DATA EXCERPTS →
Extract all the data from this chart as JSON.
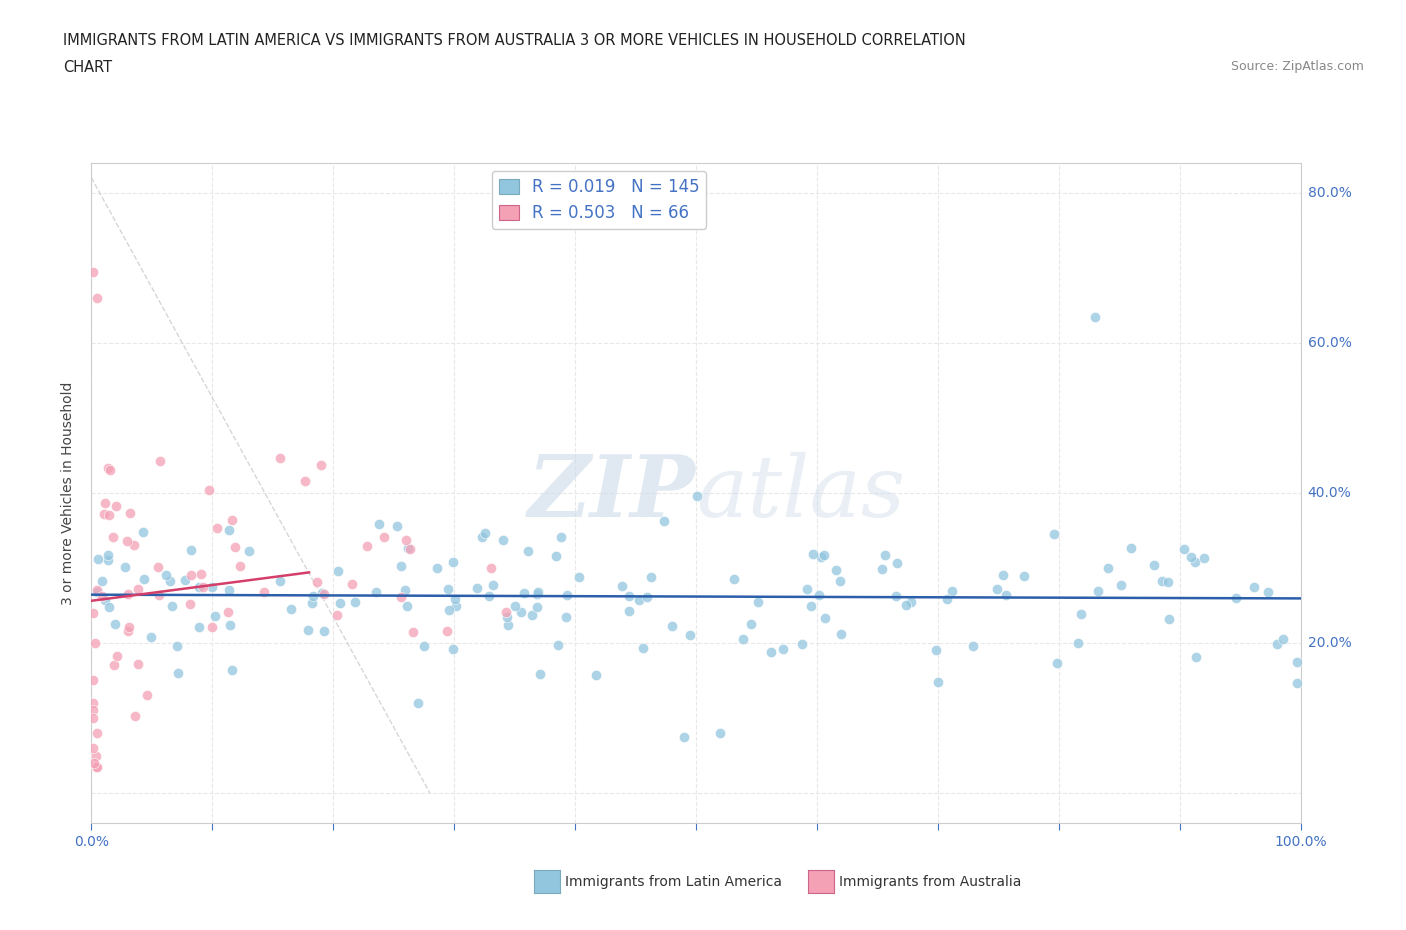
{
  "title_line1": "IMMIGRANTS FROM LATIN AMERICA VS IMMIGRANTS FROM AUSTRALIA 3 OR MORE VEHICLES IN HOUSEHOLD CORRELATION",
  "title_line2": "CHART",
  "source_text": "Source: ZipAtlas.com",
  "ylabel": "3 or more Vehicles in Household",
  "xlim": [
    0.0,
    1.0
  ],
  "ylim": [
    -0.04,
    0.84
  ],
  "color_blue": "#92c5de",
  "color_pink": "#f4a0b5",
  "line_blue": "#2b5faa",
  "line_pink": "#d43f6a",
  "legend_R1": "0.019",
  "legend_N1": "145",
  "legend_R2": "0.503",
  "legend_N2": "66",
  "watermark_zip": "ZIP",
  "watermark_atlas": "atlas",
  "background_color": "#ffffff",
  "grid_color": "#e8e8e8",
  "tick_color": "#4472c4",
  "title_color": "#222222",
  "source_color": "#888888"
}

STATED PROBLEM →
Every line of the data should be copied as it stands, without the images.

SOLUTION →
Extract all the data from this chart as JSON.
{
  "title_line1": "IMMIGRANTS FROM LATIN AMERICA VS IMMIGRANTS FROM AUSTRALIA 3 OR MORE VEHICLES IN HOUSEHOLD CORRELATION",
  "title_line2": "CHART",
  "source_text": "Source: ZipAtlas.com",
  "ylabel": "3 or more Vehicles in Household",
  "xlim": [
    0.0,
    1.0
  ],
  "ylim": [
    -0.04,
    0.84
  ],
  "color_blue": "#92c5de",
  "color_pink": "#f4a0b5",
  "line_blue": "#2b5faa",
  "line_pink": "#d43f6a",
  "legend_R1": "0.019",
  "legend_N1": "145",
  "legend_R2": "0.503",
  "legend_N2": "66",
  "watermark_zip": "ZIP",
  "watermark_atlas": "atlas",
  "background_color": "#ffffff",
  "grid_color": "#e8e8e8",
  "tick_color": "#4472c4",
  "title_color": "#222222",
  "source_color": "#888888"
}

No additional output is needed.